- _Exercise details_:
Quote the records that follow in full, leaving the pictures out.

[Items from a figure collection]

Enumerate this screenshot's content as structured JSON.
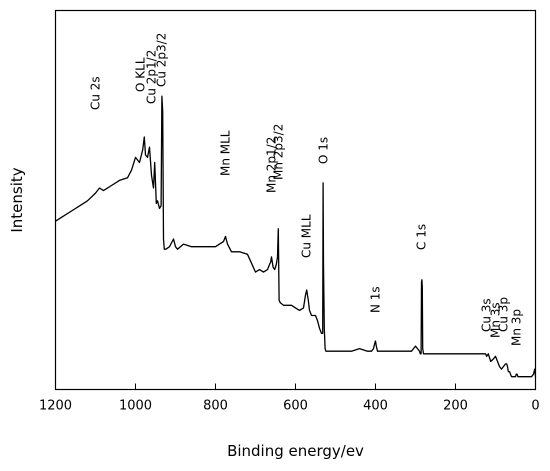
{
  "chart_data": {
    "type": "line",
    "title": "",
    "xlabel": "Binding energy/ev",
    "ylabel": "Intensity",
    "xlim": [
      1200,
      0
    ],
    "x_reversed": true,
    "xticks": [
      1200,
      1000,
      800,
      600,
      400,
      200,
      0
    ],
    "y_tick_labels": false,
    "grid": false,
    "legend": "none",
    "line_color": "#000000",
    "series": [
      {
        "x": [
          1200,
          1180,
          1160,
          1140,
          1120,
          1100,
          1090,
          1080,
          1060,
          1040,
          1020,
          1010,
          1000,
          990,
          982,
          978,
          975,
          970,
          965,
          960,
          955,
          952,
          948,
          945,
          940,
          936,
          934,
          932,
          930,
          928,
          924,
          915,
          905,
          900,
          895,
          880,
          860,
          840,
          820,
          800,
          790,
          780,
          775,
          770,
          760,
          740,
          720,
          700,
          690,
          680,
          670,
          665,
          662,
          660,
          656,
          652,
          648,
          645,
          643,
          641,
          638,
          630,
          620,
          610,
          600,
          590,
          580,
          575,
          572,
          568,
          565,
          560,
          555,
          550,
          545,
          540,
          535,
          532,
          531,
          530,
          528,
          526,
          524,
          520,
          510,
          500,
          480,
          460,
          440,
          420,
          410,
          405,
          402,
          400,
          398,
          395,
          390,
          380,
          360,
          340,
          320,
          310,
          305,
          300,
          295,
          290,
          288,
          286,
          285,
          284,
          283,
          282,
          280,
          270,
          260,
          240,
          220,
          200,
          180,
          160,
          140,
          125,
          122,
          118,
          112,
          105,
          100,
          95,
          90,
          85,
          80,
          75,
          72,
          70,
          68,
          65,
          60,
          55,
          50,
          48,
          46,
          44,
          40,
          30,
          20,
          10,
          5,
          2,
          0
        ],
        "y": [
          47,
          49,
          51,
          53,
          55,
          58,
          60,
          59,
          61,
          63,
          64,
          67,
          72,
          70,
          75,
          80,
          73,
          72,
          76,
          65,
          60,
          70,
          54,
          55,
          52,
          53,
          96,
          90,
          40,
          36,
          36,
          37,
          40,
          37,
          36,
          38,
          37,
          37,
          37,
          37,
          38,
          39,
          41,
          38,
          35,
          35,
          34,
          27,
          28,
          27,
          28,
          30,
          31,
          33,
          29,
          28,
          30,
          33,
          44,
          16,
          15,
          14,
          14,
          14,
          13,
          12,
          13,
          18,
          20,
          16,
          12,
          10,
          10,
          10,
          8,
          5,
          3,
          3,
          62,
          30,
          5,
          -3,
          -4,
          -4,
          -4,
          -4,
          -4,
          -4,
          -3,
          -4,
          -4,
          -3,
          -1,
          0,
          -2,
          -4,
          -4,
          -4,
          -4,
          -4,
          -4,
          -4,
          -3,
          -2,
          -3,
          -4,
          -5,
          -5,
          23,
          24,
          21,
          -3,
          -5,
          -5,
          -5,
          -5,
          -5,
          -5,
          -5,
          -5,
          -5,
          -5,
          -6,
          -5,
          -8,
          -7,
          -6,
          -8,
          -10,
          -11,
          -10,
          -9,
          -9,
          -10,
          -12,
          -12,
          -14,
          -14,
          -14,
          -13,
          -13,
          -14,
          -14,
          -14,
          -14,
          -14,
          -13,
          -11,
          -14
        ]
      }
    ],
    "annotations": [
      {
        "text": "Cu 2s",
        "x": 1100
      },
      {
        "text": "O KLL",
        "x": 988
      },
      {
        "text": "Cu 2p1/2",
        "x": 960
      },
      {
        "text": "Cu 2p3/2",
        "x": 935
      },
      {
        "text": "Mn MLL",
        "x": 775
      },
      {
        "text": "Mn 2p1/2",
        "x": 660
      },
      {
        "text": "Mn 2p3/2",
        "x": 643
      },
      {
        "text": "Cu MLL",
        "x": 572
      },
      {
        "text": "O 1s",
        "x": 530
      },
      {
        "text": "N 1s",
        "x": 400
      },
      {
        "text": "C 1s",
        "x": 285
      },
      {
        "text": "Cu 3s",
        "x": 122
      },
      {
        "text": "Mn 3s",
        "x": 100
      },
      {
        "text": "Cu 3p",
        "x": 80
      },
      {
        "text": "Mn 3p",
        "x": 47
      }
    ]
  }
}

- _Response to the task_:
Enumerate this screenshot's content as structured JSON.
{
  "chart_data": {
    "type": "line",
    "title": "",
    "xlabel": "Binding energy/ev",
    "ylabel": "Intensity",
    "xlim": [
      1200,
      0
    ],
    "x_reversed": true,
    "xticks": [
      1200,
      1000,
      800,
      600,
      400,
      200,
      0
    ],
    "y_tick_labels": false,
    "grid": false,
    "legend": "none",
    "line_color": "#000000",
    "series": [
      {
        "x": [
          1200,
          1180,
          1160,
          1140,
          1120,
          1100,
          1090,
          1080,
          1060,
          1040,
          1020,
          1010,
          1000,
          990,
          982,
          978,
          975,
          970,
          965,
          960,
          955,
          952,
          948,
          945,
          940,
          936,
          934,
          932,
          930,
          928,
          924,
          915,
          905,
          900,
          895,
          880,
          860,
          840,
          820,
          800,
          790,
          780,
          775,
          770,
          760,
          740,
          720,
          700,
          690,
          680,
          670,
          665,
          662,
          660,
          656,
          652,
          648,
          645,
          643,
          641,
          638,
          630,
          620,
          610,
          600,
          590,
          580,
          575,
          572,
          568,
          565,
          560,
          555,
          550,
          545,
          540,
          535,
          532,
          531,
          530,
          528,
          526,
          524,
          520,
          510,
          500,
          480,
          460,
          440,
          420,
          410,
          405,
          402,
          400,
          398,
          395,
          390,
          380,
          360,
          340,
          320,
          310,
          305,
          300,
          295,
          290,
          288,
          286,
          285,
          284,
          283,
          282,
          280,
          270,
          260,
          240,
          220,
          200,
          180,
          160,
          140,
          125,
          122,
          118,
          112,
          105,
          100,
          95,
          90,
          85,
          80,
          75,
          72,
          70,
          68,
          65,
          60,
          55,
          50,
          48,
          46,
          44,
          40,
          30,
          20,
          10,
          5,
          2,
          0
        ],
        "y": [
          47,
          49,
          51,
          53,
          55,
          58,
          60,
          59,
          61,
          63,
          64,
          67,
          72,
          70,
          75,
          80,
          73,
          72,
          76,
          65,
          60,
          70,
          54,
          55,
          52,
          53,
          96,
          90,
          40,
          36,
          36,
          37,
          40,
          37,
          36,
          38,
          37,
          37,
          37,
          37,
          38,
          39,
          41,
          38,
          35,
          35,
          34,
          27,
          28,
          27,
          28,
          30,
          31,
          33,
          29,
          28,
          30,
          33,
          44,
          16,
          15,
          14,
          14,
          14,
          13,
          12,
          13,
          18,
          20,
          16,
          12,
          10,
          10,
          10,
          8,
          5,
          3,
          3,
          62,
          30,
          5,
          -3,
          -4,
          -4,
          -4,
          -4,
          -4,
          -4,
          -3,
          -4,
          -4,
          -3,
          -1,
          0,
          -2,
          -4,
          -4,
          -4,
          -4,
          -4,
          -4,
          -4,
          -3,
          -2,
          -3,
          -4,
          -5,
          -5,
          23,
          24,
          21,
          -3,
          -5,
          -5,
          -5,
          -5,
          -5,
          -5,
          -5,
          -5,
          -5,
          -5,
          -6,
          -5,
          -8,
          -7,
          -6,
          -8,
          -10,
          -11,
          -10,
          -9,
          -9,
          -10,
          -12,
          -12,
          -14,
          -14,
          -14,
          -13,
          -13,
          -14,
          -14,
          -14,
          -14,
          -14,
          -13,
          -11,
          -14
        ]
      }
    ],
    "annotations": [
      {
        "text": "Cu 2s",
        "x": 1100
      },
      {
        "text": "O KLL",
        "x": 988
      },
      {
        "text": "Cu 2p1/2",
        "x": 960
      },
      {
        "text": "Cu 2p3/2",
        "x": 935
      },
      {
        "text": "Mn MLL",
        "x": 775
      },
      {
        "text": "Mn 2p1/2",
        "x": 660
      },
      {
        "text": "Mn 2p3/2",
        "x": 643
      },
      {
        "text": "Cu MLL",
        "x": 572
      },
      {
        "text": "O 1s",
        "x": 530
      },
      {
        "text": "N 1s",
        "x": 400
      },
      {
        "text": "C 1s",
        "x": 285
      },
      {
        "text": "Cu 3s",
        "x": 122
      },
      {
        "text": "Mn 3s",
        "x": 100
      },
      {
        "text": "Cu 3p",
        "x": 80
      },
      {
        "text": "Mn 3p",
        "x": 47
      }
    ]
  }
}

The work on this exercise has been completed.